To do » The answer must be every line from the entries below that contains "gestemd".

Items listed in a dataset »
====

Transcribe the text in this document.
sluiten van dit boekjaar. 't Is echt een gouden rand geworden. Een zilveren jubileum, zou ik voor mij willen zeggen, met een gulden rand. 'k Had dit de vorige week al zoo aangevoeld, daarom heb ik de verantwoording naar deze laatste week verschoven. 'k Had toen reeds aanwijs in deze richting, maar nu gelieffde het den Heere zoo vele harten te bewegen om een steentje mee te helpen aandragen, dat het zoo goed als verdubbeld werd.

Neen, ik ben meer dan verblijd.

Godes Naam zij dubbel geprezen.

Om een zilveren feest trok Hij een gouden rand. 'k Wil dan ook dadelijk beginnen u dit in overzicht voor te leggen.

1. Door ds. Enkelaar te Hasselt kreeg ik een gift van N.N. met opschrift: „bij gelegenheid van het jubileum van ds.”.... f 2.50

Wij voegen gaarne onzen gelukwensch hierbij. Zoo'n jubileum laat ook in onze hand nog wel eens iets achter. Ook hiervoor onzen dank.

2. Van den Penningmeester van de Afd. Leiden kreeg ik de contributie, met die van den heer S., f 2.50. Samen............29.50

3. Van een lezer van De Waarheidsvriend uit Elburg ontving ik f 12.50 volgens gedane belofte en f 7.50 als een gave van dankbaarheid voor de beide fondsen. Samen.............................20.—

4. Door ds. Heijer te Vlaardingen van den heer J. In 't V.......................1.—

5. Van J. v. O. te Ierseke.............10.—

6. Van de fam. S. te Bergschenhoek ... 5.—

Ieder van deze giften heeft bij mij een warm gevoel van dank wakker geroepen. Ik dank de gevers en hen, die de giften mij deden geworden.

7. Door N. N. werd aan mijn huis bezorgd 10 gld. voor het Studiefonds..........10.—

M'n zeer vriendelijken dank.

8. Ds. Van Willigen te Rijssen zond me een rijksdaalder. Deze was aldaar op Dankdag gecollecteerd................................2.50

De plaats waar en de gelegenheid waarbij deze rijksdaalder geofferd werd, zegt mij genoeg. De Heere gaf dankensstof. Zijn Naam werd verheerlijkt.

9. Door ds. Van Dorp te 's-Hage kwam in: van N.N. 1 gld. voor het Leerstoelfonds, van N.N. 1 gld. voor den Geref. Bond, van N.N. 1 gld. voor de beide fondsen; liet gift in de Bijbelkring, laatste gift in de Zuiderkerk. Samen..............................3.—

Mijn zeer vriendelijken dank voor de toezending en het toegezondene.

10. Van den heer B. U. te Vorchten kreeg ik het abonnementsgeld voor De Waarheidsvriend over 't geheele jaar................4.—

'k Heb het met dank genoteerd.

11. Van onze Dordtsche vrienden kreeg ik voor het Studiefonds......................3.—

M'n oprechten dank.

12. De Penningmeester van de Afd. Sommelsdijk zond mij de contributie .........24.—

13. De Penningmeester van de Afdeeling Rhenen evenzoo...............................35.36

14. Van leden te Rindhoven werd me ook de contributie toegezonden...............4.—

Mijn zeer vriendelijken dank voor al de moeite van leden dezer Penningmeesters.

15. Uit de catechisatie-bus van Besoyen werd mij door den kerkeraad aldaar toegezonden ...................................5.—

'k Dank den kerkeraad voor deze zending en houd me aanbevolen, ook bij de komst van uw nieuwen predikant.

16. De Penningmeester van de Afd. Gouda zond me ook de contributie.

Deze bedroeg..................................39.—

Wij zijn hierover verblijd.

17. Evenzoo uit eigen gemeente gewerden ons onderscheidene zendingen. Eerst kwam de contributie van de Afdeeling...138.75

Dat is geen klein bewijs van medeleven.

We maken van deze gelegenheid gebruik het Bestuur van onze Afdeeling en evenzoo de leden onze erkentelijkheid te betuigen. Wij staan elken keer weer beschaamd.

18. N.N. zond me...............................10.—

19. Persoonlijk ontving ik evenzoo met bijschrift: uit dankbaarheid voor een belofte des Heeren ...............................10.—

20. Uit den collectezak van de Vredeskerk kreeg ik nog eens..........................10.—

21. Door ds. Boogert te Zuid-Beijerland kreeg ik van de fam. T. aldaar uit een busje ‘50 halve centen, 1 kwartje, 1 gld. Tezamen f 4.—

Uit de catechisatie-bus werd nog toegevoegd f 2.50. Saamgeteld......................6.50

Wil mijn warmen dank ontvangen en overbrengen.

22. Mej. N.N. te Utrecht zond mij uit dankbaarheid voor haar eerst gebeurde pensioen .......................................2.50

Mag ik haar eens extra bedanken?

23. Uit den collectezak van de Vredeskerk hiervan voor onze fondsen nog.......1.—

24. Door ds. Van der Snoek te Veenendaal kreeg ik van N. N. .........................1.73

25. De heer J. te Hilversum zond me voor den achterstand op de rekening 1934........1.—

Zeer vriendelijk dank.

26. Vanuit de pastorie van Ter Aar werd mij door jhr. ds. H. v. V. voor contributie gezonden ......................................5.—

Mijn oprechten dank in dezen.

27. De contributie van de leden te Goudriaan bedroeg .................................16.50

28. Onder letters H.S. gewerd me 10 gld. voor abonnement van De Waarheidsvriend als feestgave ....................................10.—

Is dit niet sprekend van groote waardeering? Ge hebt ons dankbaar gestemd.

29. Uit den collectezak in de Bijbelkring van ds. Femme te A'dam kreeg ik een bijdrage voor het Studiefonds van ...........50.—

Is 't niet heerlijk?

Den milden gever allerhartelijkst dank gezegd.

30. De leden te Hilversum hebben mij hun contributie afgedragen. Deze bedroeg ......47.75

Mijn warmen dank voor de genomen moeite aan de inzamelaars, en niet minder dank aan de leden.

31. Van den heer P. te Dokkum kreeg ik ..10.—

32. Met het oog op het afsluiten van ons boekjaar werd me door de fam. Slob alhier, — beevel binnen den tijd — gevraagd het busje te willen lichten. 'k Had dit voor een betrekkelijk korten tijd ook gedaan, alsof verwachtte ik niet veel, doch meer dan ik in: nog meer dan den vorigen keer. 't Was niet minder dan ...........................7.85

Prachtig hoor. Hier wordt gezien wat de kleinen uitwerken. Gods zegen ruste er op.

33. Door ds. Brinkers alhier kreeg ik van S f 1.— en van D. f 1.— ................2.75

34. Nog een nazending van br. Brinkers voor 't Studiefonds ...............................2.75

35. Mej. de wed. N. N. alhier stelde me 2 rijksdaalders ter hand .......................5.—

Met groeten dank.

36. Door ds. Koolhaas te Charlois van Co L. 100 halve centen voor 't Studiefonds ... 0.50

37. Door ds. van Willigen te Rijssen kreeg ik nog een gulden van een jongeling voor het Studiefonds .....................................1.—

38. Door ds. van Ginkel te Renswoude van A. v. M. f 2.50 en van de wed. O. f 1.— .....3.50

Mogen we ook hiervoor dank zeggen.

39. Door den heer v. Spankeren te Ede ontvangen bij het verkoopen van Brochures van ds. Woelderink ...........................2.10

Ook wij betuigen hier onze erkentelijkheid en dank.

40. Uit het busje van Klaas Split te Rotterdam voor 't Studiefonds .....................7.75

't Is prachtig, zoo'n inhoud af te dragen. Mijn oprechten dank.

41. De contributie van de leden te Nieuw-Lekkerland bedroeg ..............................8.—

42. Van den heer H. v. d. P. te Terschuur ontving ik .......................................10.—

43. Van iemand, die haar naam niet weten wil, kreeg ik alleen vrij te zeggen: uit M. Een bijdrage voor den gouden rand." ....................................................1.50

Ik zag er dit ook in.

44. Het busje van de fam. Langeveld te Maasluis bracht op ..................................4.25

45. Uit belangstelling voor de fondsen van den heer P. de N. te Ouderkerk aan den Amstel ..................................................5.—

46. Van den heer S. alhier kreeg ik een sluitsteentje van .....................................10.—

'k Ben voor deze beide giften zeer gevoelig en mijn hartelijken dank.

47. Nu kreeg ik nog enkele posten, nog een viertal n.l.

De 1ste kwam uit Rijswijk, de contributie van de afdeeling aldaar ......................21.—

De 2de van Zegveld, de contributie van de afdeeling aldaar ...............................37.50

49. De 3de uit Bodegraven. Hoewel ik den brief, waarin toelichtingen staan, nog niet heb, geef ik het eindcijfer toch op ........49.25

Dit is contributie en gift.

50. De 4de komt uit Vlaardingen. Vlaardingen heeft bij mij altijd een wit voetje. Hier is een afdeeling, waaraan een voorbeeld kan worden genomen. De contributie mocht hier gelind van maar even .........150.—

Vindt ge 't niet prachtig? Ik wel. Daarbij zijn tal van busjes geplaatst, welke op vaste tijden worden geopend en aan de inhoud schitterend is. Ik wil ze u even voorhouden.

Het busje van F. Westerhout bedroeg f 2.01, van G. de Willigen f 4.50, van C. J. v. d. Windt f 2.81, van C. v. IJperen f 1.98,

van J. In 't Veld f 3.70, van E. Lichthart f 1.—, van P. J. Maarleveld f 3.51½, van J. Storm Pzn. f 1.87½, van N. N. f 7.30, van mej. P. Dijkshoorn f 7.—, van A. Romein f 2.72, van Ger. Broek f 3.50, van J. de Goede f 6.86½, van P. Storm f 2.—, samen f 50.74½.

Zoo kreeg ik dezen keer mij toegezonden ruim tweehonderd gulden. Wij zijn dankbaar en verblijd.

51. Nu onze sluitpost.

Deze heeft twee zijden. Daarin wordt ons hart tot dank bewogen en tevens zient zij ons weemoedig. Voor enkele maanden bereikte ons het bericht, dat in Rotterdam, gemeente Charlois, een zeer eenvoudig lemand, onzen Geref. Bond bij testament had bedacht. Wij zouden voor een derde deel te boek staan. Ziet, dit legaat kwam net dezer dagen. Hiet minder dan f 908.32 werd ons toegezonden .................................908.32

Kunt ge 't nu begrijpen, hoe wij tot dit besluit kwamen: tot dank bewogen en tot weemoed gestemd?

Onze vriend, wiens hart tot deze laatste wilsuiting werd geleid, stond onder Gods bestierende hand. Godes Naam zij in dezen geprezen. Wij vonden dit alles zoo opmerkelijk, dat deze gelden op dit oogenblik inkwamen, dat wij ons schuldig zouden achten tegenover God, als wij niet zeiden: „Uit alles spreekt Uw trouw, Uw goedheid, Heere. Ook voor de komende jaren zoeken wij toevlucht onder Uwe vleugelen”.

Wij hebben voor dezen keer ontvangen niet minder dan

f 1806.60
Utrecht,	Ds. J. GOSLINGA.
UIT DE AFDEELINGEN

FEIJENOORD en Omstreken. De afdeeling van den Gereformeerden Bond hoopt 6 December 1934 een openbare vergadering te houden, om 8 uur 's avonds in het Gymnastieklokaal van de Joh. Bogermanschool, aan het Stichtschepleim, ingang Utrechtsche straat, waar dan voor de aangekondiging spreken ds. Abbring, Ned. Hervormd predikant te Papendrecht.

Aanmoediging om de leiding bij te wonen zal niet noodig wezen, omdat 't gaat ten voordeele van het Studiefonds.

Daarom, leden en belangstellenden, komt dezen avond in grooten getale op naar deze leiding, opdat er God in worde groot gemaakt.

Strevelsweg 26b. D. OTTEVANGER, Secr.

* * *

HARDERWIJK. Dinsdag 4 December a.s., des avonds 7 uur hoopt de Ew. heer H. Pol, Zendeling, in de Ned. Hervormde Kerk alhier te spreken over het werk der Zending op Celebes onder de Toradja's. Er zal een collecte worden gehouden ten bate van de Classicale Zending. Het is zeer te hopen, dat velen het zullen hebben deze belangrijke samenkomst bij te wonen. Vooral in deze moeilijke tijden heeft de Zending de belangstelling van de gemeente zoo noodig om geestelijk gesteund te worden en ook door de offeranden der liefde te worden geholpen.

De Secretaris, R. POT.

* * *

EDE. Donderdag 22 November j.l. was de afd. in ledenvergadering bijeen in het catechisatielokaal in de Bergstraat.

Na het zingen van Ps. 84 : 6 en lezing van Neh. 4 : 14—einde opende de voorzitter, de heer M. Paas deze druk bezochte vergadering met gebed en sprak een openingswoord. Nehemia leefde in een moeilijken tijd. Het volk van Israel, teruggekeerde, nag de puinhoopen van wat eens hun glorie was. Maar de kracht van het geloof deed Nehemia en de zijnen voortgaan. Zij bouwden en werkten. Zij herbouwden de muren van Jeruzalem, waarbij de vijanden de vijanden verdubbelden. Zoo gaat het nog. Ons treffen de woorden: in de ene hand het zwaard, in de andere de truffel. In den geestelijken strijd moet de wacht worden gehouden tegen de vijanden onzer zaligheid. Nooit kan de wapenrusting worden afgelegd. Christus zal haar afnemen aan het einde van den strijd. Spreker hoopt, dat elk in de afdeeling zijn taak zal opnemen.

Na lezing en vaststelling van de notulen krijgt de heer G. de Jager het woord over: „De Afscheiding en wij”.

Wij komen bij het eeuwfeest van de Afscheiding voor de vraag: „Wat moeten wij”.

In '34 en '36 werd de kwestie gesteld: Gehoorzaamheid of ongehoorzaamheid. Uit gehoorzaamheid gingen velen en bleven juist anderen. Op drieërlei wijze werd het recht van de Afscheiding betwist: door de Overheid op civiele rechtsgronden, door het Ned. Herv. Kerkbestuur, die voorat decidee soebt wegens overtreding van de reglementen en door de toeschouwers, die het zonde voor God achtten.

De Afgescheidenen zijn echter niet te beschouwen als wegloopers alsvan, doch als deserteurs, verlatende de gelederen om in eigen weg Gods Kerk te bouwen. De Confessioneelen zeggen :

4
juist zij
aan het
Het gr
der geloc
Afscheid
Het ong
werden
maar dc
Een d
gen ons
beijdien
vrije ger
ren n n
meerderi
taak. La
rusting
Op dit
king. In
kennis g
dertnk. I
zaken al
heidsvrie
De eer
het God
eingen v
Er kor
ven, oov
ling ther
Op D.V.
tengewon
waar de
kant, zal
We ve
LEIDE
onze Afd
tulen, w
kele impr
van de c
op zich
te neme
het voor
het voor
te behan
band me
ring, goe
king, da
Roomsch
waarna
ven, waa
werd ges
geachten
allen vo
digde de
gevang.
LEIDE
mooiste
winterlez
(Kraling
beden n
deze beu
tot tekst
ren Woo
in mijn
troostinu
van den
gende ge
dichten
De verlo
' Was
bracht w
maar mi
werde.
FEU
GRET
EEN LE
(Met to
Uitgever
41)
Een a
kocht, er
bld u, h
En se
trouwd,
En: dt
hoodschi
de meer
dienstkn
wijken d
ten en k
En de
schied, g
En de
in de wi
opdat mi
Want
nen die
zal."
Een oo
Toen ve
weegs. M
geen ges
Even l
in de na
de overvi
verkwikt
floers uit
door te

====

Reply »
Is dit niet sprekend van groote waardeering? Ge hebt ons dankbaar gestemd.
Kunt ge 't nu begrijpen, hoe wij tot dit besluit kwamen: tot dank bewogen en tot weemoed gestemd?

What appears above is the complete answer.